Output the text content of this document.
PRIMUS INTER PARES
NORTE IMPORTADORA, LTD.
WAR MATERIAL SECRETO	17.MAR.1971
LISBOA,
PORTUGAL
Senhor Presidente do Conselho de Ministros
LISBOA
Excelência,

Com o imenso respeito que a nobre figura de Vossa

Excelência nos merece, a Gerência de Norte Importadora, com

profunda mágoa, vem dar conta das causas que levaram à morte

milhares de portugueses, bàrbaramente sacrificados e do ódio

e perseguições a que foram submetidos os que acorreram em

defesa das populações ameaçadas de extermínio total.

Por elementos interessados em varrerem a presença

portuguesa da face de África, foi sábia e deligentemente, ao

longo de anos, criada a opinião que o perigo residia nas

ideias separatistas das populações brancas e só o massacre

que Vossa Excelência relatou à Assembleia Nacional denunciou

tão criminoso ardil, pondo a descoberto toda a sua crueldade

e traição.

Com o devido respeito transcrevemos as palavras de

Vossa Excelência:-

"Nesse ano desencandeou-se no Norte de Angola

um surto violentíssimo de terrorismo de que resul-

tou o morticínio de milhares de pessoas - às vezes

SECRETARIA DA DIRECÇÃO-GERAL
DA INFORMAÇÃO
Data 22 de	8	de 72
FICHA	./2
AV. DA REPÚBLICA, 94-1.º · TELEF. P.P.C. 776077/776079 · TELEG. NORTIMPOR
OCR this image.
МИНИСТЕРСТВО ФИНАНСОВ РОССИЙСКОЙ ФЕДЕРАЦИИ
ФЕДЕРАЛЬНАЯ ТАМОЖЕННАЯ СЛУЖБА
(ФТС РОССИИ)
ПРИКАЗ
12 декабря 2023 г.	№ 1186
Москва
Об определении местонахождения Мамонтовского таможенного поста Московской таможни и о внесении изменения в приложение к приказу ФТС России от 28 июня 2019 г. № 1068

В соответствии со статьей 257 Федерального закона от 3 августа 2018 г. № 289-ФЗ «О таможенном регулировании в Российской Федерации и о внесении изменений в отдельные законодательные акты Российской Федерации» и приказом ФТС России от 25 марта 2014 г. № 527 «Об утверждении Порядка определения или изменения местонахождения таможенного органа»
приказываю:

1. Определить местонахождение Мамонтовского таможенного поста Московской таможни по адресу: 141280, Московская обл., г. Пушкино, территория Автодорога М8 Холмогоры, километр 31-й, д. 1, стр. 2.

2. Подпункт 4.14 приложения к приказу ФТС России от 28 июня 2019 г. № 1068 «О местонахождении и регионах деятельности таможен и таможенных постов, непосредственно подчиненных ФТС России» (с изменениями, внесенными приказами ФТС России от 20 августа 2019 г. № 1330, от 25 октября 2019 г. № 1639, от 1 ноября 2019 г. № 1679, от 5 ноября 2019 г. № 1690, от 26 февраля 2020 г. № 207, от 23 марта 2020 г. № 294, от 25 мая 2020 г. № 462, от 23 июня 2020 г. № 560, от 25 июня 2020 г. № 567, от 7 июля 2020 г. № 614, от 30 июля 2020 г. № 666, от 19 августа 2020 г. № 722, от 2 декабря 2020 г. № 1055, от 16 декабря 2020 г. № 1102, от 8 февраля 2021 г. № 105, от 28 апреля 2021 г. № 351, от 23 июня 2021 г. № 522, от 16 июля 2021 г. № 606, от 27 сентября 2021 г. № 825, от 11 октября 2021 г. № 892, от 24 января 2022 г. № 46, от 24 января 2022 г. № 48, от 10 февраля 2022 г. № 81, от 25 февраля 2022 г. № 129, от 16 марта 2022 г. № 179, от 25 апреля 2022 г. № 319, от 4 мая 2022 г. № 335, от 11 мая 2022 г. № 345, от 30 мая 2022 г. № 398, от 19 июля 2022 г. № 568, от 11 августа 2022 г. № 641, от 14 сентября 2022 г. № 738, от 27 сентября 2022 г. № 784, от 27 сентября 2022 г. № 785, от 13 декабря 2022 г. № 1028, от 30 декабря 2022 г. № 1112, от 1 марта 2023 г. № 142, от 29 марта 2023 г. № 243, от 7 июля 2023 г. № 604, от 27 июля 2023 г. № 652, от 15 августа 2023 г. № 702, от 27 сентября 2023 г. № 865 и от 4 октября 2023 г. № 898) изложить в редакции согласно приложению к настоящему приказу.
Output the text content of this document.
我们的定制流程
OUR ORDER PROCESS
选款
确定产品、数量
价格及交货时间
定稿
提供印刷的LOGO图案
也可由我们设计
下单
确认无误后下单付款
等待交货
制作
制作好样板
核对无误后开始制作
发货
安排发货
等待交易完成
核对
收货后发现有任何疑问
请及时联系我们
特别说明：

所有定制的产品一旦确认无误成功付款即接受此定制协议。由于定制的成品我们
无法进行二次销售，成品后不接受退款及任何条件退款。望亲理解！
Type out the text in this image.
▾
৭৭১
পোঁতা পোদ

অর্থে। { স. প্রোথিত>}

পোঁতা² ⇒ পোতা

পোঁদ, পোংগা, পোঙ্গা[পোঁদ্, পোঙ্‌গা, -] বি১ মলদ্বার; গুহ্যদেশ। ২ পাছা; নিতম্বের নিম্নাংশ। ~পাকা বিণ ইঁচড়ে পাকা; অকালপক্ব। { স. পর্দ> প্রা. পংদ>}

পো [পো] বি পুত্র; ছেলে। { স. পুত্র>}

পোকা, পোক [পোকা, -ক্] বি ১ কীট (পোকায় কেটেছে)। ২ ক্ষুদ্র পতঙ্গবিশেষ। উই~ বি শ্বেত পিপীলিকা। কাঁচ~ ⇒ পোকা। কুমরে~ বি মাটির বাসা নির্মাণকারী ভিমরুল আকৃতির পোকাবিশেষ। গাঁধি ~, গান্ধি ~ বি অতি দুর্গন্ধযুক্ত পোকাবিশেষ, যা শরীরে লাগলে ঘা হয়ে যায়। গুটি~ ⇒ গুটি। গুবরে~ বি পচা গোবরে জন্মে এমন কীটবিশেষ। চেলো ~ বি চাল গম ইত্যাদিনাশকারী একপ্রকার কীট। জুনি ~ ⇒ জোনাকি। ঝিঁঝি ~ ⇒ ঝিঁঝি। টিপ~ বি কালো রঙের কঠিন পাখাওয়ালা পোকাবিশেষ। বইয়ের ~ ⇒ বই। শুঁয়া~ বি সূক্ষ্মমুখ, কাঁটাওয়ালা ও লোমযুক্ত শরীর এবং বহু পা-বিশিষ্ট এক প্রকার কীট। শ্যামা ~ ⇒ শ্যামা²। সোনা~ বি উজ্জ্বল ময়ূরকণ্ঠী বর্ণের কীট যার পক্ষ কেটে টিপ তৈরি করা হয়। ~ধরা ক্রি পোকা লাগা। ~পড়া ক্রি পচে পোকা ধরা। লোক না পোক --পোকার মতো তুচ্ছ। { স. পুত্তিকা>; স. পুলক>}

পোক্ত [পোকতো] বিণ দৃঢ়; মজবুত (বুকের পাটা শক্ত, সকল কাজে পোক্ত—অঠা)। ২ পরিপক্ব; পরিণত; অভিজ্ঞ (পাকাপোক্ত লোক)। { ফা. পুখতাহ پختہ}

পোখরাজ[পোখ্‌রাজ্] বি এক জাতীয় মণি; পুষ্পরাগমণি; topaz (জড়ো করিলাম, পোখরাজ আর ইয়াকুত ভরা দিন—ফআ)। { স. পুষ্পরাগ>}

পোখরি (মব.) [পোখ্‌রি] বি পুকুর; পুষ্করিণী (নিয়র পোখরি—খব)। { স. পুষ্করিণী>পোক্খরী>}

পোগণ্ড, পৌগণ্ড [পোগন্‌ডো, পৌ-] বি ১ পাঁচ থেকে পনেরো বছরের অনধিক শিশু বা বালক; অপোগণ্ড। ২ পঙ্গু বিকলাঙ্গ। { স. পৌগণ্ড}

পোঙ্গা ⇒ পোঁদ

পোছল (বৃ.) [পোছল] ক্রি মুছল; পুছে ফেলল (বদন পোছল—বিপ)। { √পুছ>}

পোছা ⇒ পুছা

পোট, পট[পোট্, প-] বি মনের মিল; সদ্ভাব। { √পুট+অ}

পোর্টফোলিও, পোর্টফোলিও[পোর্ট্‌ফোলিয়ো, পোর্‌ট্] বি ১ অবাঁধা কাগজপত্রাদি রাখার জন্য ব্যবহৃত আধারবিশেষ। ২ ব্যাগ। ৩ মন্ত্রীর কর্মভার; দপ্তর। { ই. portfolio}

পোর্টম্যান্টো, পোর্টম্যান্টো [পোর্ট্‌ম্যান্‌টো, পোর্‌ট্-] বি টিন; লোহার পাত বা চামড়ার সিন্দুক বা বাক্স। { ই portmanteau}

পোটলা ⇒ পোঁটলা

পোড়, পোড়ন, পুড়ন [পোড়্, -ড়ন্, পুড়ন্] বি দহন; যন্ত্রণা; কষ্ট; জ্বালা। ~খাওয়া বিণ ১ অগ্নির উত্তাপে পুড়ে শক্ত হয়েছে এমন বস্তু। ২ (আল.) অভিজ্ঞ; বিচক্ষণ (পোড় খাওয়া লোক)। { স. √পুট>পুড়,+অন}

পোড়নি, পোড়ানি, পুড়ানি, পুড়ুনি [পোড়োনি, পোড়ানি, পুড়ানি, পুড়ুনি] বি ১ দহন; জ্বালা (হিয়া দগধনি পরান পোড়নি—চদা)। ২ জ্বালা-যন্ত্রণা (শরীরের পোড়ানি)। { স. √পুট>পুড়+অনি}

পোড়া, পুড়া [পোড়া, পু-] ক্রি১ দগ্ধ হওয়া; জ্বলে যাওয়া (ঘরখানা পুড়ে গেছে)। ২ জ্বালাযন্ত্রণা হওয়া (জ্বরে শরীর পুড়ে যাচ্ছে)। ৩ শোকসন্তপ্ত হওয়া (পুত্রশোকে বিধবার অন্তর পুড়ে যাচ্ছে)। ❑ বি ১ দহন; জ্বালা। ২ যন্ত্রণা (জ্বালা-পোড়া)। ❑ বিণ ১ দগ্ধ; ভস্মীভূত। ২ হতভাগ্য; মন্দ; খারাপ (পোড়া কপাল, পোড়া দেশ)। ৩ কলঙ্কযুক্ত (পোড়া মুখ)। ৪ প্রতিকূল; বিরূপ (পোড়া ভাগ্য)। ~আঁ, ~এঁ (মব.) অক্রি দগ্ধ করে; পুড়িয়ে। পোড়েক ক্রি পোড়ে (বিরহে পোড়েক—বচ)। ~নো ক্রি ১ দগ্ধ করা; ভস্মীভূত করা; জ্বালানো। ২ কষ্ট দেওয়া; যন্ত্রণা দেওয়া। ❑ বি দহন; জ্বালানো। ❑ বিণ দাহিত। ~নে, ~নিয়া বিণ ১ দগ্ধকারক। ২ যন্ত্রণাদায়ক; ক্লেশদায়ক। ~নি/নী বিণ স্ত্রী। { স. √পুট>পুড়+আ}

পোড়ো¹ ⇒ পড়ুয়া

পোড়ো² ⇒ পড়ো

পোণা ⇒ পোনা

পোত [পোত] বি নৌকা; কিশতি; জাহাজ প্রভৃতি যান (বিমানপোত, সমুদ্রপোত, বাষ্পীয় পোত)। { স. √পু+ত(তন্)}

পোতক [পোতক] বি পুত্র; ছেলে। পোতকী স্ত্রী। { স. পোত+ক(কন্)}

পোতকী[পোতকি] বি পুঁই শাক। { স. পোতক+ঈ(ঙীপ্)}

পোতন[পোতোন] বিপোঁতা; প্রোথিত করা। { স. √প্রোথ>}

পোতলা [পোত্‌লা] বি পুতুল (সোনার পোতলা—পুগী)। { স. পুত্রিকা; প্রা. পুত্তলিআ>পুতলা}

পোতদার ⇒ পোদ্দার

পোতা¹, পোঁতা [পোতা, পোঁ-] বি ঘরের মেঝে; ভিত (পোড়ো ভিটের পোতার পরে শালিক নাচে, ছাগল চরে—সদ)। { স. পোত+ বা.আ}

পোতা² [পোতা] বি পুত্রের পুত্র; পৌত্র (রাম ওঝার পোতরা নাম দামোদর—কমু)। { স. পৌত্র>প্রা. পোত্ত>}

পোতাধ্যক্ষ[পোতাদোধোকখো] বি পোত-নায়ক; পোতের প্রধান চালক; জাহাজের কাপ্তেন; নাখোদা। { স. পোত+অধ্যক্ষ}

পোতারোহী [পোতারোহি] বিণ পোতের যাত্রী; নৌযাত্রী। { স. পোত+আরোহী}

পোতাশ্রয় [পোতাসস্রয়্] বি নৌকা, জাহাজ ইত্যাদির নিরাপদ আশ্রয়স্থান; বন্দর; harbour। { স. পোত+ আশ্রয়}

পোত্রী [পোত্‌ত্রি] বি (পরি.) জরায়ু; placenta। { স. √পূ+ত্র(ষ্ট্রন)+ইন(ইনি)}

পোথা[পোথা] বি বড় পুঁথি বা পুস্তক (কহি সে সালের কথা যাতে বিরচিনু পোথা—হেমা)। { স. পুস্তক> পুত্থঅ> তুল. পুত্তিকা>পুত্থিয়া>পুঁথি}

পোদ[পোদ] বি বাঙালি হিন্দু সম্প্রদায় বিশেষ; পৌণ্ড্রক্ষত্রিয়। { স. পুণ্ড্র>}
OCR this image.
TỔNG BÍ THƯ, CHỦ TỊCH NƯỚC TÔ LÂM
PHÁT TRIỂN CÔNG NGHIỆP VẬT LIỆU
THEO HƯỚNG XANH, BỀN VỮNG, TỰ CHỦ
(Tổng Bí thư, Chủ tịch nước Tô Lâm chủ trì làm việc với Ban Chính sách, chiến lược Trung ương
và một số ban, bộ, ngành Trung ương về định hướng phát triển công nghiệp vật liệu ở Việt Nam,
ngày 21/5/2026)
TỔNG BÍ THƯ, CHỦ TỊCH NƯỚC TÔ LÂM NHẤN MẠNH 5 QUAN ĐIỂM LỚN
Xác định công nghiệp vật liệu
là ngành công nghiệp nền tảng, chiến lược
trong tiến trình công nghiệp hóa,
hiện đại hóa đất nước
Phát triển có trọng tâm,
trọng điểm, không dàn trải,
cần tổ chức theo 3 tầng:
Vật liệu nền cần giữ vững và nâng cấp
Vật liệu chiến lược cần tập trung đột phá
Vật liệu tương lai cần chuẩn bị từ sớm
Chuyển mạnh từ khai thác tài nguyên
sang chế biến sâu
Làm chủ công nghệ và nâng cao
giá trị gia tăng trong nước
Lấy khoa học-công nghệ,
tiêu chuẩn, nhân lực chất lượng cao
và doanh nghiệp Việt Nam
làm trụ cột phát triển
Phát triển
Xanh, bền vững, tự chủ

- - - - -

▶ **Short problem**: Reply with the number of lines in the data that include the string "chuẩn" and nothing else.

▶ **Exercise response**: 2